**Exercise description:** Reproduce the data exactly.

**Rows:**
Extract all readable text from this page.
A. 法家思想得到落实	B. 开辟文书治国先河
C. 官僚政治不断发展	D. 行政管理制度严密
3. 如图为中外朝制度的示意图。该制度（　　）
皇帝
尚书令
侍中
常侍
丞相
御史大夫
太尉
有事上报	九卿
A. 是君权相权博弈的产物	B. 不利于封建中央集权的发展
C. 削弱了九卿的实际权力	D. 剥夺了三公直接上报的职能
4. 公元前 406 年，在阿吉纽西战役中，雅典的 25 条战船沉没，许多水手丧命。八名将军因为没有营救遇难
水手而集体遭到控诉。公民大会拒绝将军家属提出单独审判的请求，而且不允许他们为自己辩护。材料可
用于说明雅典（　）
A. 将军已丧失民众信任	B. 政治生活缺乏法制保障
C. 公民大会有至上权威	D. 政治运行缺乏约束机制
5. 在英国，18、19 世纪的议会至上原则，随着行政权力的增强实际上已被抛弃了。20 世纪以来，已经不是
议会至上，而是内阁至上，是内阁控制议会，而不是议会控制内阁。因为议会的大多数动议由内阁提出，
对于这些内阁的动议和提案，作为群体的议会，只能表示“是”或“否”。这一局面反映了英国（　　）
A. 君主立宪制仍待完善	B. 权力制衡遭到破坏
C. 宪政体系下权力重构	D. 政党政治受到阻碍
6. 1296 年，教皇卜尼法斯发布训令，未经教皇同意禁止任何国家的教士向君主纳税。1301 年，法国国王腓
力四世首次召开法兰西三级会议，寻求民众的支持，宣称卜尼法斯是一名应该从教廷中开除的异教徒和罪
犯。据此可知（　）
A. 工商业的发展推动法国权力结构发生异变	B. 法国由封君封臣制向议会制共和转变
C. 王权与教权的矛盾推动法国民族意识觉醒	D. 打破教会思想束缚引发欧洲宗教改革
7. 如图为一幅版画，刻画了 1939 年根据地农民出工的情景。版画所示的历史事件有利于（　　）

**Response for this exercise:**
Extract all readable text from this page.
A. 法家思想得到落实	B. 开辟文书治国先河
C. 官僚政治不断发展	D. 行政管理制度严密
3. 如图为中外朝制度的示意图。该制度（　　）
皇帝
尚书令
侍中
常侍
丞相
御史大夫
太尉
有事上报	九卿
A. 是君权相权博弈的产物	B. 不利于封建中央集权的发展
C. 削弱了九卿的实际权力	D. 剥夺了三公直接上报的职能
4. 公元前 406 年，在阿吉纽西战役中，雅典的 25 条战船沉没，许多水手丧命。八名将军因为没有营救遇难
水手而集体遭到控诉。公民大会拒绝将军家属提出单独审判的请求，而且不允许他们为自己辩护。材料可
用于说明雅典（　）
A. 将军已丧失民众信任	B. 政治生活缺乏法制保障
C. 公民大会有至上权威	D. 政治运行缺乏约束机制
5. 在英国，18、19 世纪的议会至上原则，随着行政权力的增强实际上已被抛弃了。20 世纪以来，已经不是
议会至上，而是内阁至上，是内阁控制议会，而不是议会控制内阁。因为议会的大多数动议由内阁提出，
对于这些内阁的动议和提案，作为群体的议会，只能表示“是”或“否”。这一局面反映了英国（　　）
A. 君主立宪制仍待完善	B. 权力制衡遭到破坏
C. 宪政体系下权力重构	D. 政党政治受到阻碍
6. 1296 年，教皇卜尼法斯发布训令，未经教皇同意禁止任何国家的教士向君主纳税。1301 年，法国国王腓
力四世首次召开法兰西三级会议，寻求民众的支持，宣称卜尼法斯是一名应该从教廷中开除的异教徒和罪
犯。据此可知（　）
A. 工商业的发展推动法国权力结构发生异变	B. 法国由封君封臣制向议会制共和转变
C. 王权与教权的矛盾推动法国民族意识觉醒	D. 打破教会思想束缚引发欧洲宗教改革
7. 如图为一幅版画，刻画了 1939 年根据地农民出工的情景。版画所示的历史事件有利于（　　）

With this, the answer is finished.